### INPUT DATA:

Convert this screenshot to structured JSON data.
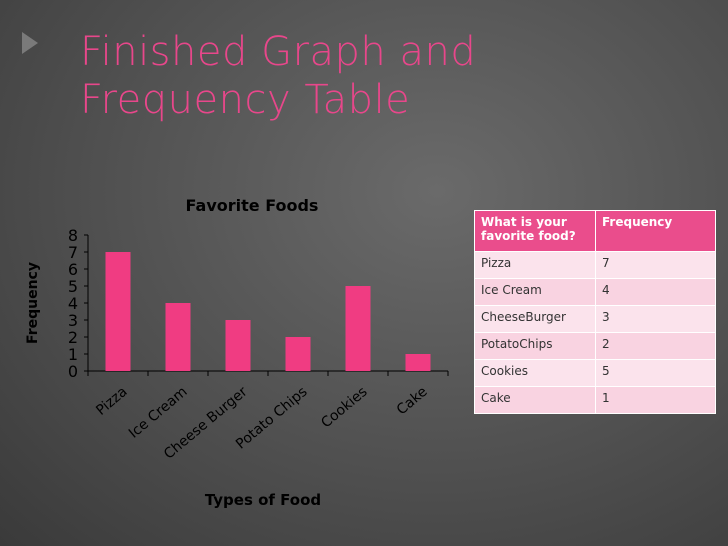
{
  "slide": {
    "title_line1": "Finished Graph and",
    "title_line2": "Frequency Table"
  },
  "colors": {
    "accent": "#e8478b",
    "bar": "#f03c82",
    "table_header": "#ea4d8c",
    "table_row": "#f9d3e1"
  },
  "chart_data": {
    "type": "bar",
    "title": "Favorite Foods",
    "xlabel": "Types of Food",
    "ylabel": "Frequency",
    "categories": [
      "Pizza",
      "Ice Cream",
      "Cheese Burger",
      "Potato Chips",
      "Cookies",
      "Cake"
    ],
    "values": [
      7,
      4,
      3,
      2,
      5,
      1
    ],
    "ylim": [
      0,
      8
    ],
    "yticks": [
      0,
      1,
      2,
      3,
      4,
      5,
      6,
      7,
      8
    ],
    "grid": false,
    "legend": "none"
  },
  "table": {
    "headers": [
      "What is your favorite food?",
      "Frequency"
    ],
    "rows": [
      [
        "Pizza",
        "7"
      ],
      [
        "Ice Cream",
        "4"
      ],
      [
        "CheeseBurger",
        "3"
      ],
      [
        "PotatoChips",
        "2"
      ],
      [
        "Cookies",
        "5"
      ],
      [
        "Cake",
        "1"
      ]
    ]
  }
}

--

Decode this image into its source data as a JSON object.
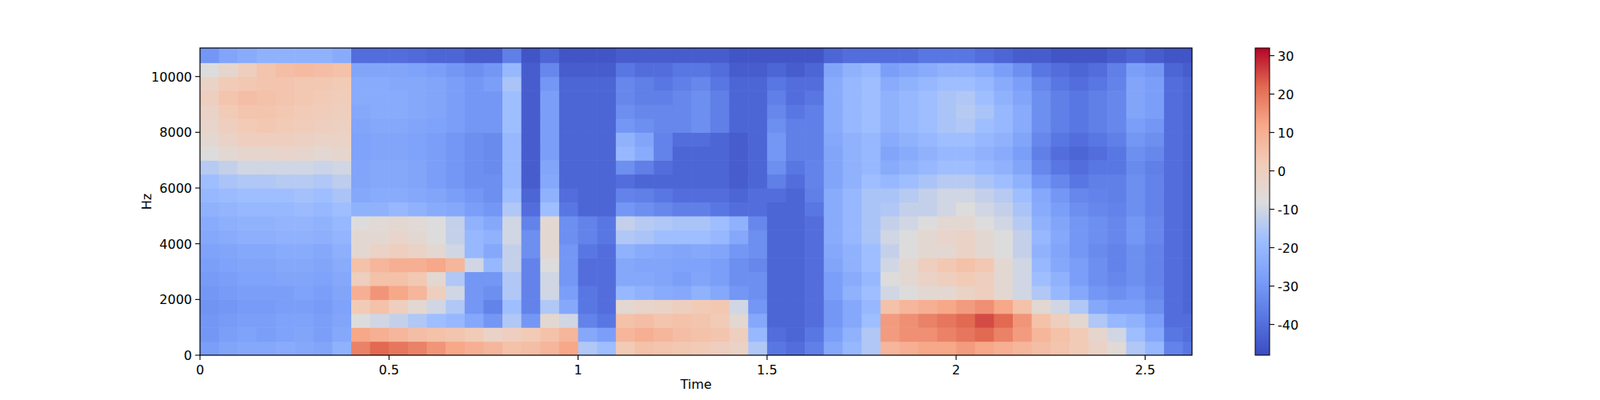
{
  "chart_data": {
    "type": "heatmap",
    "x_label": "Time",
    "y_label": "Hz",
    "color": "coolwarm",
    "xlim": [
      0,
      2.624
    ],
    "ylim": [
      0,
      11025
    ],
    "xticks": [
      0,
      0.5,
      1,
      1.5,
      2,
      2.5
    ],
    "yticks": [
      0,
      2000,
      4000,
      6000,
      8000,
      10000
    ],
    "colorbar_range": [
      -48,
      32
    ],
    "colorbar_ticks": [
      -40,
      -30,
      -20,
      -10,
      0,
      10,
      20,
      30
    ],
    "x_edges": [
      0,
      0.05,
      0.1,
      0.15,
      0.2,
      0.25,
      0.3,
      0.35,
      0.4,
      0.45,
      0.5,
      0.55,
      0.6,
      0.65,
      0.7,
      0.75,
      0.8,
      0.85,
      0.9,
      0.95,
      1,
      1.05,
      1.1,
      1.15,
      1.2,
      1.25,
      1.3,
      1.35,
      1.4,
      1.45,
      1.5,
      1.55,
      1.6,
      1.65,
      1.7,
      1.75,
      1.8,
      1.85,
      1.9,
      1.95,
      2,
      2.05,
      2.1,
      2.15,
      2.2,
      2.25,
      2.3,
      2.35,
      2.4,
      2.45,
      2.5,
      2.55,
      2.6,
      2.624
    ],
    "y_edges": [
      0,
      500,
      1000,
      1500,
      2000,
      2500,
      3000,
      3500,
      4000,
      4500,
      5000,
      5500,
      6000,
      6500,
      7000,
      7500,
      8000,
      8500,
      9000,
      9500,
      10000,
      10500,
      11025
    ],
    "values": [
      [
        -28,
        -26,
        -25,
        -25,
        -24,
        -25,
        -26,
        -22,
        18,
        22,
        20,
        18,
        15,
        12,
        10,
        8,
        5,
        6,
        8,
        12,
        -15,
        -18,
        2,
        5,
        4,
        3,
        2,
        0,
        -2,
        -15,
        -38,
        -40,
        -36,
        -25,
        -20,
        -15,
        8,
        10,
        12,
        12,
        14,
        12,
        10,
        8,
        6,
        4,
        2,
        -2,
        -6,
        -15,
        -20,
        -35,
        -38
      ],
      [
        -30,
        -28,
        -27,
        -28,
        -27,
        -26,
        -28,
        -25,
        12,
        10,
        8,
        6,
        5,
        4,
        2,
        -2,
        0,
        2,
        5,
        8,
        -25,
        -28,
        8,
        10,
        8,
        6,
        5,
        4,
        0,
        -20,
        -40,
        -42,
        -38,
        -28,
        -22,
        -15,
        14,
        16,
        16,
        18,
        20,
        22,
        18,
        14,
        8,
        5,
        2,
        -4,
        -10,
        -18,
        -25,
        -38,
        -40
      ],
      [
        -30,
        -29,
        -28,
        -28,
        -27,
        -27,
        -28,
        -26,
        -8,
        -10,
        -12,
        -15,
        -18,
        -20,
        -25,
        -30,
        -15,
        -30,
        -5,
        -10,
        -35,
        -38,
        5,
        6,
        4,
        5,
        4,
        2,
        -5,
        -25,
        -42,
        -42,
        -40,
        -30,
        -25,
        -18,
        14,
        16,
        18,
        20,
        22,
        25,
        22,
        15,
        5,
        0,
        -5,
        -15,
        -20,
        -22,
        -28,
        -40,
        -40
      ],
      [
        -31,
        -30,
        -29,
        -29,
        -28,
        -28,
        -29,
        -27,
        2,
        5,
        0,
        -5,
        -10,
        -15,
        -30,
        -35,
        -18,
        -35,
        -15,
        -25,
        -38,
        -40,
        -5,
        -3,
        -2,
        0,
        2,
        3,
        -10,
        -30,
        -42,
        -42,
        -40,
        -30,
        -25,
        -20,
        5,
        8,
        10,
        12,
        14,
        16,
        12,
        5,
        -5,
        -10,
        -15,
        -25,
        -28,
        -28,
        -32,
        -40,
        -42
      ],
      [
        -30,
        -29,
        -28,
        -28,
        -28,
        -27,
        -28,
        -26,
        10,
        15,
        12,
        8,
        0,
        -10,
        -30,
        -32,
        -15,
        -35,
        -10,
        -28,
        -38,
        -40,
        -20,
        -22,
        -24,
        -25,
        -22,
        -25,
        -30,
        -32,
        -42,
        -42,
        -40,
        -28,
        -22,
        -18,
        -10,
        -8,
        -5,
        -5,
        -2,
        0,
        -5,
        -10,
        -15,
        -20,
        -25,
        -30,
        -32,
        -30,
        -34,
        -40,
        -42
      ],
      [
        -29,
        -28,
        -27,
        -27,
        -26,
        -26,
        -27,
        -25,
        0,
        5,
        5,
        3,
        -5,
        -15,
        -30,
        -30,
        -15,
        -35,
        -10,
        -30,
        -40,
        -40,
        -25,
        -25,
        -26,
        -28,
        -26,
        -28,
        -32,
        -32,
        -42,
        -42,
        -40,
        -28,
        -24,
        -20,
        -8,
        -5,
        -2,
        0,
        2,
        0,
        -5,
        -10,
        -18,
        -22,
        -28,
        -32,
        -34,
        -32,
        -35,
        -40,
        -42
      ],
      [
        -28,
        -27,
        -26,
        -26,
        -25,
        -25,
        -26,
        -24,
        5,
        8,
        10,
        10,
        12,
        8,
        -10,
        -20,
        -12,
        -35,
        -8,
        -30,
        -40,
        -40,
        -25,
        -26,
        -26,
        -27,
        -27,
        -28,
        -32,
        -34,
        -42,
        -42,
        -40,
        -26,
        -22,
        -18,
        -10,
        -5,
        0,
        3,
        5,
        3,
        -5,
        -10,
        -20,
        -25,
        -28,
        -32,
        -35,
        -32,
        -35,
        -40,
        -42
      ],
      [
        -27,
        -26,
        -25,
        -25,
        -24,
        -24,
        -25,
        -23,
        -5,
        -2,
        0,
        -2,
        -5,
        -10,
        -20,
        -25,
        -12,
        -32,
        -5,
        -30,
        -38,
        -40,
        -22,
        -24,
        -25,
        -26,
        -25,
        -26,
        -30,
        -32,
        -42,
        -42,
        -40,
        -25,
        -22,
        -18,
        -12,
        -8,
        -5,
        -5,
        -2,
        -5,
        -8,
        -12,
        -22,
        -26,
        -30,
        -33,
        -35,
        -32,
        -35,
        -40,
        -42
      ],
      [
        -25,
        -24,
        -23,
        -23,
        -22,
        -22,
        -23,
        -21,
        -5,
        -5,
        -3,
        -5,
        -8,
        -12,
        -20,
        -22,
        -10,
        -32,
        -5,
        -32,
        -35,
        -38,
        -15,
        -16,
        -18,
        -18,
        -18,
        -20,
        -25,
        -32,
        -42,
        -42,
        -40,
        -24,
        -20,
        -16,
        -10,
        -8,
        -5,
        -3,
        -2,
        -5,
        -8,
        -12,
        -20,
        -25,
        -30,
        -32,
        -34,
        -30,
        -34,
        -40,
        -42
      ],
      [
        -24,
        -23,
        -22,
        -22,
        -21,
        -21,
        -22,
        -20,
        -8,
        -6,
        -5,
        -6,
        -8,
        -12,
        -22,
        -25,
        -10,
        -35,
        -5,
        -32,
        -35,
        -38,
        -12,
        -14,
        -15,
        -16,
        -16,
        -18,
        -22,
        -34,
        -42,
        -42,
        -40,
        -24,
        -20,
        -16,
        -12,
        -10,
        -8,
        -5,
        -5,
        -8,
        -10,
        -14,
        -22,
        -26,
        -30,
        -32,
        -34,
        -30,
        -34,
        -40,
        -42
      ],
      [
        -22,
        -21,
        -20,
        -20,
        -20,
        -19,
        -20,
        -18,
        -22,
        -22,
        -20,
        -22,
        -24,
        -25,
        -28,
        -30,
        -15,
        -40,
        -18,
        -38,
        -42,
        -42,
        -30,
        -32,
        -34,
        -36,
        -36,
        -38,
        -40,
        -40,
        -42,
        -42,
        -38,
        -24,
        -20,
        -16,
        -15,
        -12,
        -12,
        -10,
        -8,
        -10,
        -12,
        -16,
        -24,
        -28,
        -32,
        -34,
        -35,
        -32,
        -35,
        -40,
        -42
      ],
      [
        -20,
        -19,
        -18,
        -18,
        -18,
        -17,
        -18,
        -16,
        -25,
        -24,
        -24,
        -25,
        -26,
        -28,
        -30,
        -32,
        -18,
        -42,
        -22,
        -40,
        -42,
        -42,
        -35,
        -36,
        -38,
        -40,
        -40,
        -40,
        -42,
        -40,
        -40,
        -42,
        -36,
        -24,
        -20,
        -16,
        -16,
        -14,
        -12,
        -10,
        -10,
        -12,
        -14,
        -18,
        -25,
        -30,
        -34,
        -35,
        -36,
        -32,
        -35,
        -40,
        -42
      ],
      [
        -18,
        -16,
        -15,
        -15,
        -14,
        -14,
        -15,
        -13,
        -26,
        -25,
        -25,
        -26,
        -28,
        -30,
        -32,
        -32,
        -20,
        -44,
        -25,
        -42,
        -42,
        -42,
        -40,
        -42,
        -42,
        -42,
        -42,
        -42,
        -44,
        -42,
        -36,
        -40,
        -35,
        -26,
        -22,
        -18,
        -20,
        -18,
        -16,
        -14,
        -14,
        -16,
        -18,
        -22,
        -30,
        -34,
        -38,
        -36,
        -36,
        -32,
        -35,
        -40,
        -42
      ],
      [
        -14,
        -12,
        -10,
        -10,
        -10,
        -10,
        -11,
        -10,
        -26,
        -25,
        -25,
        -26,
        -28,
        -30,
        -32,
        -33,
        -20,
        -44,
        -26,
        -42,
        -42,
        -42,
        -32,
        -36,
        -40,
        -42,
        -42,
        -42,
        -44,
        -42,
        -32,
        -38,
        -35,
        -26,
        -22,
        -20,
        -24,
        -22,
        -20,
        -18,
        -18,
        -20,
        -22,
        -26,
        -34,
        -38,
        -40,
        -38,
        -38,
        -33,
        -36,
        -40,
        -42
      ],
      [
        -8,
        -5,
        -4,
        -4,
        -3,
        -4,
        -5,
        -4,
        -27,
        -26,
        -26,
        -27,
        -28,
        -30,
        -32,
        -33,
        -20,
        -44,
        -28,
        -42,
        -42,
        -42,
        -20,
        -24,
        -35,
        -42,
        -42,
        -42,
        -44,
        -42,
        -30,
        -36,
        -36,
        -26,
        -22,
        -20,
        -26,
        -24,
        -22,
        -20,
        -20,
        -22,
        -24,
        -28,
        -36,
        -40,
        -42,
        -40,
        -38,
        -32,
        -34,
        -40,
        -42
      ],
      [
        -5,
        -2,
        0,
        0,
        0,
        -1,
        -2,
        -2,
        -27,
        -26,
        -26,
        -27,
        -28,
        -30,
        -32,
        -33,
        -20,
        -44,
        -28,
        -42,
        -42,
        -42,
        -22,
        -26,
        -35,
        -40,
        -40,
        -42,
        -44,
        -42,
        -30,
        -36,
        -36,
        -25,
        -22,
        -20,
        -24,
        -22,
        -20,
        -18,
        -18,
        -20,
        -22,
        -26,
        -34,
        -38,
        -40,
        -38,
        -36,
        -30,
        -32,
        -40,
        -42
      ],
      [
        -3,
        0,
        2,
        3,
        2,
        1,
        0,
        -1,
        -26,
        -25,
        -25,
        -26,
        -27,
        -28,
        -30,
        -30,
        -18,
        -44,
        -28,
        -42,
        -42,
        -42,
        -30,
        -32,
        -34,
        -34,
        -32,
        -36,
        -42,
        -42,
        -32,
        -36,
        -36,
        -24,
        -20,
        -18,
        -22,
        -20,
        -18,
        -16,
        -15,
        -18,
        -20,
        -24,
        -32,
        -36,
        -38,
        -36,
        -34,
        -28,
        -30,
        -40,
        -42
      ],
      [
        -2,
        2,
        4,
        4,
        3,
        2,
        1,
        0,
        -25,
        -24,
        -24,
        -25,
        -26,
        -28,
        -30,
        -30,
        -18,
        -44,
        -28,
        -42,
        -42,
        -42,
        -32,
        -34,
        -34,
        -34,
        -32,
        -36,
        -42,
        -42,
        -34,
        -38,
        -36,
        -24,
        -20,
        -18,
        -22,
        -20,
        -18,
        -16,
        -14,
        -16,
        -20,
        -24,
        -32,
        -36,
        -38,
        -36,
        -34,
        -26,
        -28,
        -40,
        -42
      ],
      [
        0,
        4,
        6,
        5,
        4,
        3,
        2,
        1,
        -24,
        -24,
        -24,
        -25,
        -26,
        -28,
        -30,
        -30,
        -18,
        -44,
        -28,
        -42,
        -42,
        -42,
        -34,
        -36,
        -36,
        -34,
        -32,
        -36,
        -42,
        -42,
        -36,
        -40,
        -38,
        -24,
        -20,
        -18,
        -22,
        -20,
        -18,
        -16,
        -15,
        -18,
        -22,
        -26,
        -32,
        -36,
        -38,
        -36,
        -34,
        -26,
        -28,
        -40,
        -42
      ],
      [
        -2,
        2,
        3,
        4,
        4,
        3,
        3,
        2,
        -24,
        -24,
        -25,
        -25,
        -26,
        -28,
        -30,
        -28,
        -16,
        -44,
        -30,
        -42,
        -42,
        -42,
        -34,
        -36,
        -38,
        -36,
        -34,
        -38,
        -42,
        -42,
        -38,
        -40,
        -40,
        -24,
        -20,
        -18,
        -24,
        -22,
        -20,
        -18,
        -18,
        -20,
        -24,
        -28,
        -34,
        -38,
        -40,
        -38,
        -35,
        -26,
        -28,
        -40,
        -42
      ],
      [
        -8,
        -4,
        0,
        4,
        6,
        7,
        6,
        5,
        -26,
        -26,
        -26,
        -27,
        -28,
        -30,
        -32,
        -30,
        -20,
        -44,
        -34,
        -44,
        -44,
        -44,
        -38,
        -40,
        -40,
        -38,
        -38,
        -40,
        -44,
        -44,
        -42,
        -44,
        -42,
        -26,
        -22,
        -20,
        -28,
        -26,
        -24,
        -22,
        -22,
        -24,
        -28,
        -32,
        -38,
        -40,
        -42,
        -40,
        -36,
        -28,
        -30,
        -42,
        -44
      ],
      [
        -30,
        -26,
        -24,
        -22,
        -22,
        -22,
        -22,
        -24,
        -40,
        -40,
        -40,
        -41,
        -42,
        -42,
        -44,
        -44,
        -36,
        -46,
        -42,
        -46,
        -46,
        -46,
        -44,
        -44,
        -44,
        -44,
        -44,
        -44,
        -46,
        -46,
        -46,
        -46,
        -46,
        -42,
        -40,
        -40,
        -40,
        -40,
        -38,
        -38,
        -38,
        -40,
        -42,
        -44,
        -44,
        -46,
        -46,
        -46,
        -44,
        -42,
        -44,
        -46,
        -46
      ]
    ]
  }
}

### GIVEN TASK:
Tell how many lines of the data include the word "Frequency", and nothing else.

### SOLUTION FOR THIS TASK:
3